## Требования к заданиям
- a) В тексте о слушании по делу Тони рассказчик не описывает, что происходило на заседании комиссии. Объясните в одном–трёх предложениях, почему он опускает эти подробности.
- b) Продолжите текст о слушании по делу Тони, начав сразу после его последнего предложения.

## Фрагмент документа
------------------------------------------------------------

Внезапно в нашем поле зрения появилось яркое пятно — рубашка темно-малинового цвета — и послышался громкий лязг.
— Ого! — воскликнул охранник. — Вот он идет!
Тони очень изменился. При нашей первой встрече волосы у него были короткие и жесткие. Теперь они были длинными и гладкими. Кроме того, он заметно поправился. И передвигался с помощью металлических костылей.
— Что с твоей ногой? — спросил Брайан.
— Да вот, поранился, — ответил Тони. Потом, быстро оглянувшись, шепнул мне и Брайану с умоляющим выражением на лице: — Охранники меня избили.
— Что?! — переспросил я в изумлении.
Праведный гнев отобразился на физиономии Брайана. Взгляд его метался по сторонам в поисках кого-нибудь, на кого можно было бы возложить ответственность за происшедшее.
— Да я пошутил. — Тони улыбнулся во весь рот. — Я сломал ногу во время футбольного матча.
Заседание комиссии началось. Мы вошли в зал. Слушание продолжалось пять минут. В течение одной из них члены комиссии объясняли мне, что в случае разглашения подробностей происходившего мне грозит тюрьма. Поэтому подробности я вынужден опустить. Скажу только, что Тони освободили.
У него был такой вид, словно его сбил автобус. В коридоре Тони окружили адвокат, Брайан и несколько независимых психиатров, которых Брайану удалось привлечь на свою сторону. Все его поздравляли. Собственно, освободить его должны были только через три месяца — за это время врачи должны были решить, как быть с ним дальше: перевести на переходный период в обычную психиатрическую лечебницу или же сразу выбросить на улицу, но сомнений не оставалось: в ближайшее время Тони освободят. Улыбаясь, он подковылял ко мне и протянул стопку каких-то листов.
Это были независимые заключения, сделанные к заседанию комиссии различными психиатрами, приглашенными для оценки состояния Тони. Из них я узнал о нем массу таких вещей, которые раньше были мне неизвестны: оказывается, его мать была алкоголичкой, регулярно избивала Тони и выгоняла из дома; он по несколько дней жил на улице, пока мать снова не соглашалась впустить его в дом; большинство ее дружков были наркоманами и уголовниками; его выгнали из школы за то, что он угрожал ножом служащей в школьной столовой; Тони отправляли в различные спецшколы и интернаты и он постоянно убегал оттуда, так как скучал по дому и по матери.
И у меня возник вопрос: а не отличается ли психопат из Бродмура от психопата с Уолл-стрит только тем, что последний имел счастье родиться в нормальной и состоятельной семье?
Тони проследовал в соседнюю комнату, чтобы подписать какие-то юридические бумаги. А я продолжал просматривать его записи. Вот отрывки из его бродмурской истории болезни.

------------------------------------------------------------

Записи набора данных
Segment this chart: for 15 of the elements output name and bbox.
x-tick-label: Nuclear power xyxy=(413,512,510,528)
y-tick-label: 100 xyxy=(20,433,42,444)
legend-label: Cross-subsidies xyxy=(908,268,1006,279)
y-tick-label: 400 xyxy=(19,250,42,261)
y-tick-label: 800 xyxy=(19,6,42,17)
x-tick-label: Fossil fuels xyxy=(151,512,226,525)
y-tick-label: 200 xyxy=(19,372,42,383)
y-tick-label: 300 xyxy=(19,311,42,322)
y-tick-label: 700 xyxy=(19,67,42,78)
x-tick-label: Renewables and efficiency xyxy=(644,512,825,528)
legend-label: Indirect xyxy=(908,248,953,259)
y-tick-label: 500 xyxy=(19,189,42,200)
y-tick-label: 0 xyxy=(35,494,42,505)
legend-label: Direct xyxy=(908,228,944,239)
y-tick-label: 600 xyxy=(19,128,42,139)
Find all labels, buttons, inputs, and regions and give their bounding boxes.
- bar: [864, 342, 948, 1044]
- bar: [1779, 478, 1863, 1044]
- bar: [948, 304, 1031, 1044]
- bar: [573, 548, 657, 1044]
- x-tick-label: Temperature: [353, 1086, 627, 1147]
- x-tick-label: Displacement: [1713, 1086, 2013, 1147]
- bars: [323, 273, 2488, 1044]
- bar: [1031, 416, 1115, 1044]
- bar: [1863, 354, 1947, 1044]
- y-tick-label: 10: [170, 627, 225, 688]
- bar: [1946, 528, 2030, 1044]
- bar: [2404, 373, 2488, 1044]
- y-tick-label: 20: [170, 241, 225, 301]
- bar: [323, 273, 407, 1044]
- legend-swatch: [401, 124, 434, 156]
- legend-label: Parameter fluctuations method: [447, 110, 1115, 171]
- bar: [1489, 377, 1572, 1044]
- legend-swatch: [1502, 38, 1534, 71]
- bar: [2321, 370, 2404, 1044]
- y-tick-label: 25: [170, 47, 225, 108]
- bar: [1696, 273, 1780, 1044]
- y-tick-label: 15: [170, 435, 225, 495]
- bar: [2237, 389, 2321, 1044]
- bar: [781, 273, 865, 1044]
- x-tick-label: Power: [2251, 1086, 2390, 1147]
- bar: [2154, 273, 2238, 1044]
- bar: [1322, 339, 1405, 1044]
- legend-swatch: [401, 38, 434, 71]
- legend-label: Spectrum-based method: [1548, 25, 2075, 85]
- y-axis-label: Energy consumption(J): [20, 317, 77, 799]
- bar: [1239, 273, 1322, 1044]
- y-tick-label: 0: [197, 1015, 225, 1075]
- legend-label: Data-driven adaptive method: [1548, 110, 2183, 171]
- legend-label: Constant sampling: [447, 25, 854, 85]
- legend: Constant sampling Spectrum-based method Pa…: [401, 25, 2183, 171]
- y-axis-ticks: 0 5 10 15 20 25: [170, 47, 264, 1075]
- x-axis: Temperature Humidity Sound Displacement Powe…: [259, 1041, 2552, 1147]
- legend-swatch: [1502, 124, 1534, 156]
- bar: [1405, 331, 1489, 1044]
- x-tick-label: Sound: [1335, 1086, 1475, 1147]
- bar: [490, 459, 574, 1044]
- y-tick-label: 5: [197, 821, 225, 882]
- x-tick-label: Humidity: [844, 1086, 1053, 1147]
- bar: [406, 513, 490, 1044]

------------------------------------------------------------

## Ответы по порядку
- a) Члены комиссии предупредили рассказчика, что за разглашение подробностей происходившего ему грозит тюрьма. Поэтому он вынужден их опустить и сообщает лишь, что Тони освободили.

- b)
27 сентябяря 2009.
«В хорошей форме».
25 сентября 2009.
«Отличное настроение».
17 сентября 2009.
«Настроение и поведение спокойное. Всю середину дня провел в общении с сотрудниками и другими пациентами».
5 сентября 2009.
«Показал сотрудникам персонаж, который он создал на игровой приставке Xbox. Персонаж — женщина, чернокожая, намеренно изображенная крайне непривлекательной, с чертами лица, напоминающими зомби. Признался, что пытался добиться портретного сходства с одной из сотрудниц. Беседовавший с ним другой сотрудник отделения заметил, что подобное поведение неэтично, и несколько раз просил его изменить имя персонажа. Он не согласился, настаивая, что его «героиня» должна понять шутку. Создание подобного персонажа не может восприниматься как шутка, но только как выражение его неприязни и неуважения к этой женщине».
25 августа 2009.
«Игра в волейбол. После игры общался с другими пациентами и сотрудниками».
Затем следовали выводы.
МНЕНИЕ:
«Главный вопрос заключается в возможной опасности данного пациента для общества. Его нельзя назвать глупым. За все время пребывания в отделении за ним не было замечено ничего предосудительного. Если он выйдет на свободу и совершит какое-либо преступление, его скорее всего приговорят к ИННП (изоляции на неопределенный период). Пациента стоит поставить в известность об этом, что я забыл сделать.
Я бы рекомендовал полную выписку. С моей точки зрения, все свидетельствует о том, что природа и степень его психического расстройства не требуют дальнейшего пребывания в психиатрической больнице. Не думаю, что пациента следует удерживать здесь и далее, исходя из интересов его собственного здоровья, безопасности и защиты интересов окружающих. Полагаю, что он не представляет никакой опасности».